**Texto de lectura**
= = = = = = =

Labor. La labor se distingue por corresponder a los procesos cíclicos necesarios para la vida biológica. Cuando la realizamos estamos tan cercanos como es posible a la naturaleza, en el sentido antes explicado. La labor no nos distingue de los animales, pues ellos también tienden a procurarse su sustento y cuidar su vida. A esto se debe el que la labor no es ni pueda ser nunca política: aunque se realice en contigüidad de otros hombres, no genera por sí misma nada entre ellos, más que, quizás, el sentimiento rítmico y placentero de esforzarse por obtener el sustento.
En la antigüedad griega, los esclavos eran quienes realizaban la labor, de tal forma que los ciudadanos quedaran libres de ella y pudieran vivir la política. La labor correspondía entonces a la privacidad del hogar. Gradualmente, la labor fue saliendo de la intimidad de la vida privada.
La labor debe limitarse a ser sólo una parte de la vida. Es un logro que ya no se la deba ocultar ni endilgar a los esclavos; sin embargo, Arendt la usa como categoría para ilustrar el campo de lo no político, categoría que tiene un enorme estudio social y peligrosísimo potencial de confundirse con las actividades más propiamente humanas.
Trabajo. “El trabajo proporciona un «artificial» mundo de cosas, claramente distintas de todas las circunstancias naturales”. Lo producido por el trabajo sobrevive y trasciende a los trabajadores. En él, el hombre es amo de la naturaleza: la violenta tomándole material para fabricar objetos que ingresarán al hábitat humano. Lo que se fabrica en el trabajo no tiene el fin principal de sostener o hacer más fácil la vida, sino de objetivar un mundo “artificial”, intencionadamente humano.
El trabajo no es político, pero le abre a la política la posibilidad de existir al construir un hogar para ella. Para Arendt, la obra de arte corresponde a esta categoría. El artista produce objetos que quedan por largo tiempo en el mundo, constituyéndolo: “los hombres que actúan y hablan necesitan la ayuda del homo faber en su más elevada capacidad, esto es, la ayuda del artista, de poetas e historiógrafos, de constructores de monumentos o de escritores, ya que sin ellos
el único producto de su actividad, la historia que establecen y cuentan, no sobreviviría”.
Acción. La noción arendtiana de acción, que es la actividad política, es poco ortodoxa, delicada y llena de matices. Para entenderla es necesario definirla desde varias perspectivas y descartar a muchas usurpadoras que pretenden hacerse pasar por ella, pero que, una vez hechas a un lado, pueden dejar iluminada la esencia del actor político en su pureza y complejidad.
La acción es la actividad del hombre en cuanto hombre, lo cual quiere decir; en cuanto es plural. Un espécimen de nuestra raza no sería humano si no viviera en medio de otros como él que a la vez fueran diversos de él. “El discurso y la acción revelan esta única cualidad de ser distinto. Mediante ellos, los hombres se diferencian en vez de ser meramente distintos; son los modos en que los seres humanos se presentan unos a otros, no como objetos físicos, sino como hombres”.

= = = = = = =

**Entradas de datos**

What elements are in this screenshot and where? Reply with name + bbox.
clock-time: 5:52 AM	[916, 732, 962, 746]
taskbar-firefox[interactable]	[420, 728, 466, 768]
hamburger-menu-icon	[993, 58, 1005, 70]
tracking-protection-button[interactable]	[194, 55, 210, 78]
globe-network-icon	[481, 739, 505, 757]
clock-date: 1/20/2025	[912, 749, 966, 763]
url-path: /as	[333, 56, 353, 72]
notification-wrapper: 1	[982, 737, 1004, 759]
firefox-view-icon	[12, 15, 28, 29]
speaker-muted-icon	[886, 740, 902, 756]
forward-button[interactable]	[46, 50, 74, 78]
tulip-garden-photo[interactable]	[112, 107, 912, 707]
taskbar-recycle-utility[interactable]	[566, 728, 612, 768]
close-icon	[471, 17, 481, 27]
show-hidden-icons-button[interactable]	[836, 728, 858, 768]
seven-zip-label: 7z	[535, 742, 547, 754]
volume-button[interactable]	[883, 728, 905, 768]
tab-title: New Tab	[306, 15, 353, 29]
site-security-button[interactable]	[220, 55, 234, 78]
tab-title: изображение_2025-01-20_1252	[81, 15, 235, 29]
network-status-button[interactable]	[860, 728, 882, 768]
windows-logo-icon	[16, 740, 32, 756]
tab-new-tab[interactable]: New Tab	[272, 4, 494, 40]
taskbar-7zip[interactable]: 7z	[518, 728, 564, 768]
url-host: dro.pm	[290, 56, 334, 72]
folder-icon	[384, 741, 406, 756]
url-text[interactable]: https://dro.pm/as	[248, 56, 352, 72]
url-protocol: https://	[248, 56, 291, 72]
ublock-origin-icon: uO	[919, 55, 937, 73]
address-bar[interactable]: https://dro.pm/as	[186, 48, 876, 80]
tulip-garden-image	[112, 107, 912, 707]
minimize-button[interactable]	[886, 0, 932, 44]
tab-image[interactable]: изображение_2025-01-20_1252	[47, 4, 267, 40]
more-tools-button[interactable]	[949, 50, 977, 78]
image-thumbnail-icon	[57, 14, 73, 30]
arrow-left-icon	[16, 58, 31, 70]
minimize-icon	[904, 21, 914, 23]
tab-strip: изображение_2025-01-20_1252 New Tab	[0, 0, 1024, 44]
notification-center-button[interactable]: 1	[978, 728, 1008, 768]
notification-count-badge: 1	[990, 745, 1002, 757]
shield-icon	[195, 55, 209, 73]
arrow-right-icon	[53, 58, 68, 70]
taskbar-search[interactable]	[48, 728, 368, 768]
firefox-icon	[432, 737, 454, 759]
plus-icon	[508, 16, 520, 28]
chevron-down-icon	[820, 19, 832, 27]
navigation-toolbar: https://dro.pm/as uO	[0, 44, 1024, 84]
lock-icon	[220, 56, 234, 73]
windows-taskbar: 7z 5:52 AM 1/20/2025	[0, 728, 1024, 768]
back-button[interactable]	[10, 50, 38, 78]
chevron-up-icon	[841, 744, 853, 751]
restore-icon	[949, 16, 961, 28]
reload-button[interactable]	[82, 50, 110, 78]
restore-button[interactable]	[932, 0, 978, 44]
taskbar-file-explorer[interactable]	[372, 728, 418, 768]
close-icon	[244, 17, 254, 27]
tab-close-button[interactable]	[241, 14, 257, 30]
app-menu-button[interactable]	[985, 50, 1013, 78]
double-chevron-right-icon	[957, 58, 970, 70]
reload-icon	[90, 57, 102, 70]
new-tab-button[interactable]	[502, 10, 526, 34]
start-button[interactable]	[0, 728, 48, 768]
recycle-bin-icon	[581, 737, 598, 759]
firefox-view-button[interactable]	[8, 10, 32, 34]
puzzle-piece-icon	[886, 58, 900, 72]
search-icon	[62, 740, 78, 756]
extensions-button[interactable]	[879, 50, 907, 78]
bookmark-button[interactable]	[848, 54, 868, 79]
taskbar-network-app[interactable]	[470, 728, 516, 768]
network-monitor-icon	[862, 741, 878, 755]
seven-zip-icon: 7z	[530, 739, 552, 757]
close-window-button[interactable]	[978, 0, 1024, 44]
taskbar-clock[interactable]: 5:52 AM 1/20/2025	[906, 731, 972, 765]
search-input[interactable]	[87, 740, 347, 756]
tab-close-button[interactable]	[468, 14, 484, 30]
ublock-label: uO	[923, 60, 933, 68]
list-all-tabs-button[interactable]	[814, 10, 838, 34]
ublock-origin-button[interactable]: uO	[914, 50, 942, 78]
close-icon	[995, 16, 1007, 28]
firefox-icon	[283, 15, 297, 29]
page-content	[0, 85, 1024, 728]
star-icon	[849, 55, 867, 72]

= = = = = = =

**Conjunto de tareas**
1. Convierte en una lista breve el párrafo del texto sobre labor, trabajo y acción que empieza con «En la antigüedad griega», conservando sus datos principales.
2. Retoma el texto sobre labor, trabajo y acción después de su última oración y continúalo.

**Respuestas esperadas**
1.
- En la antigua Grecia, los esclavos realizaban la labor.
- Así los ciudadanos quedaban libres de ella y podían vivir la política.
- La labor correspondía a la privacidad del hogar.
- Con el tiempo, la labor fue saliendo de la intimidad de la vida privada.

2.
Sólo se puede llamar acción a aquélla que es realizada con plena originalidad; y no como consecuencia de tendencias o fuerzas ajenas al actor. La acción es frágil porque es un hombre solo el que la inicia, pero su continuación depende de mil hombres más que la interceptarán y la llevarán a desenlaces inimaginados o la conducirán a la nada simplemente con ignorarla. Un hombre fuerte podrá someter a los demás para realizar grandes obras, pero no está actuando políticamente, no está interactuando con otras personas, sino que las está usando como
“material humano”. Al usar a los hombres, mata a los hombres.
En este tipo de acciones tiránicas, no se engendra ningún poder ni se construye ningún mundo. Es sólo una fuerza física que lleva a consecuencias desprovistas de significado humano, aunque sean muchos los implicados. Las auténticas acciones, en cambio, tienen su grandeza y su significado “en la propia realización, y no en su motivación ni en su logro”. La acción se distingue porque, a través de ella, el actor pone de manifiesto ante otros su cualidad de ser «quién», de ser un hacedor de milagros.
La acción y el discurso son indeterminados por definición. Entonces, qué impide que el mundo humano sea un caos completo? Por un lado, la objetivación de dicho mundo en la fabricación, la cual pone objetos sólidos y duraderos que median entre las personas. Por el otro, existen diversos mecanismos que nos marcan caminos por los cuáles transitar humanamente. Arendt no los conceptúa como tales, sino que los explica a lo largo de su obra en diferentes momentos.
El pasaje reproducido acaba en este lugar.